**What the exercise asks**:
Copy the records below exactly, leaving out any pictures.

**Task inputs**:

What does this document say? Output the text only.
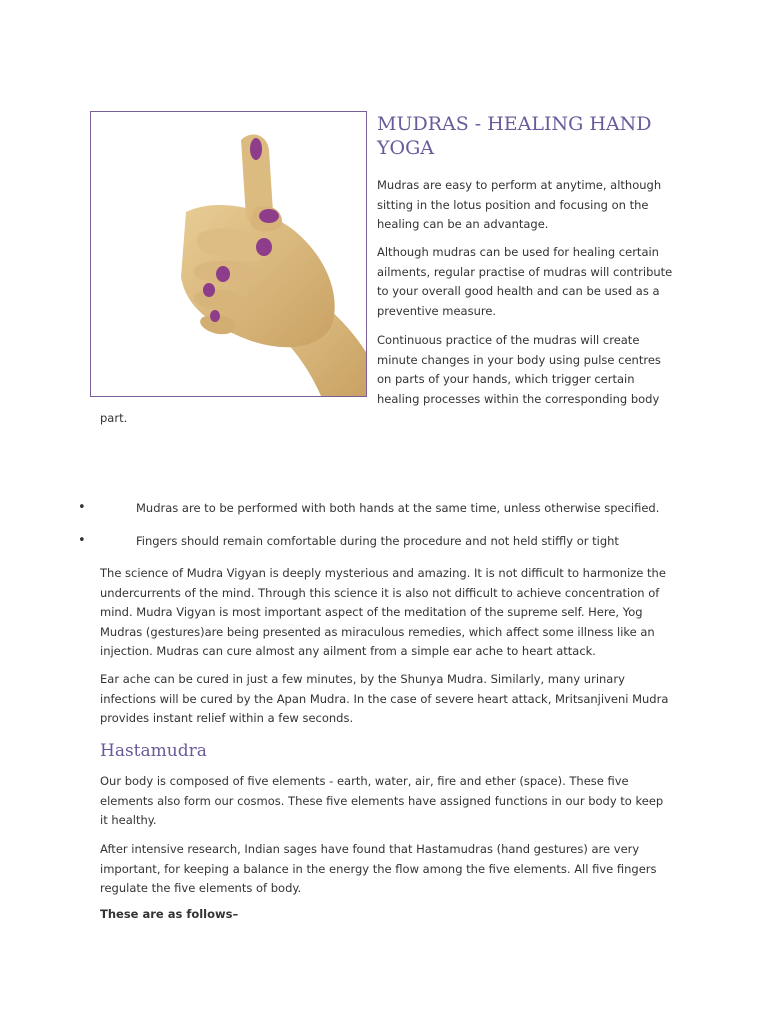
MUDRAS - HEALING HAND YOGA

Mudras are easy to perform at anytime, although sitting in the lotus position and focusing on the healing can be an advantage.

Although mudras can be used for healing certain ailments, regular practise of mudras will contribute to your overall good health and can be used as a preventive measure.

Continuous practice of the mudras will create minute changes in your body using pulse centres on parts of your hands, which trigger certain healing processes within the corresponding body

part.

•	Mudras are to be performed with both hands at the same time, unless otherwise specified.
•	Fingers should remain comfortable during the procedure and not held stiffly or tight

The science of Mudra Vigyan is deeply mysterious and amazing. It is not difficult to harmonize the undercurrents of the mind. Through this science it is also not difficult to achieve concentration of mind. Mudra Vigyan is most important aspect of the meditation of the supreme self. Here, Yog Mudras (gestures)are being presented as miraculous remedies, which affect some illness like an injection. Mudras can cure almost any ailment from a simple ear ache to heart attack.

Ear ache can be cured in just a few minutes, by the Shunya Mudra. Similarly, many urinary infections will be cured by the Apan Mudra. In the case of severe heart attack, Mritsanjiveni Mudra provides instant relief within a few seconds.

Hastamudra

Our body is composed of five elements - earth, water, air, fire and ether (space). These five elements also form our cosmos. These five elements have assigned functions in our body to keep it healthy.

After intensive research, Indian sages have found that Hastamudras (hand gestures) are very important, for keeping a balance in the energy the flow among the five elements. All five fingers regulate the five elements of body.

These are as follows–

**Written response**:
What does this document say? Output the text only.
MUDRAS - HEALING HAND YOGA

Mudras are easy to perform at anytime, although sitting in the lotus position and focusing on the healing can be an advantage.

Although mudras can be used for healing certain ailments, regular practise of mudras will contribute to your overall good health and can be used as a preventive measure.

Continuous practice of the mudras will create minute changes in your body using pulse centres on parts of your hands, which trigger certain healing processes within the corresponding body

part.

•	Mudras are to be performed with both hands at the same time, unless otherwise specified.
•	Fingers should remain comfortable during the procedure and not held stiffly or tight

The science of Mudra Vigyan is deeply mysterious and amazing. It is not difficult to harmonize the undercurrents of the mind. Through this science it is also not difficult to achieve concentration of mind. Mudra Vigyan is most important aspect of the meditation of the supreme self. Here, Yog Mudras (gestures)are being presented as miraculous remedies, which affect some illness like an injection. Mudras can cure almost any ailment from a simple ear ache to heart attack.

Ear ache can be cured in just a few minutes, by the Shunya Mudra. Similarly, many urinary infections will be cured by the Apan Mudra. In the case of severe heart attack, Mritsanjiveni Mudra provides instant relief within a few seconds.

Hastamudra

Our body is composed of five elements - earth, water, air, fire and ether (space). These five elements also form our cosmos. These five elements have assigned functions in our body to keep it healthy.

After intensive research, Indian sages have found that Hastamudras (hand gestures) are very important, for keeping a balance in the energy the flow among the five elements. All five fingers regulate the five elements of body.

These are as follows–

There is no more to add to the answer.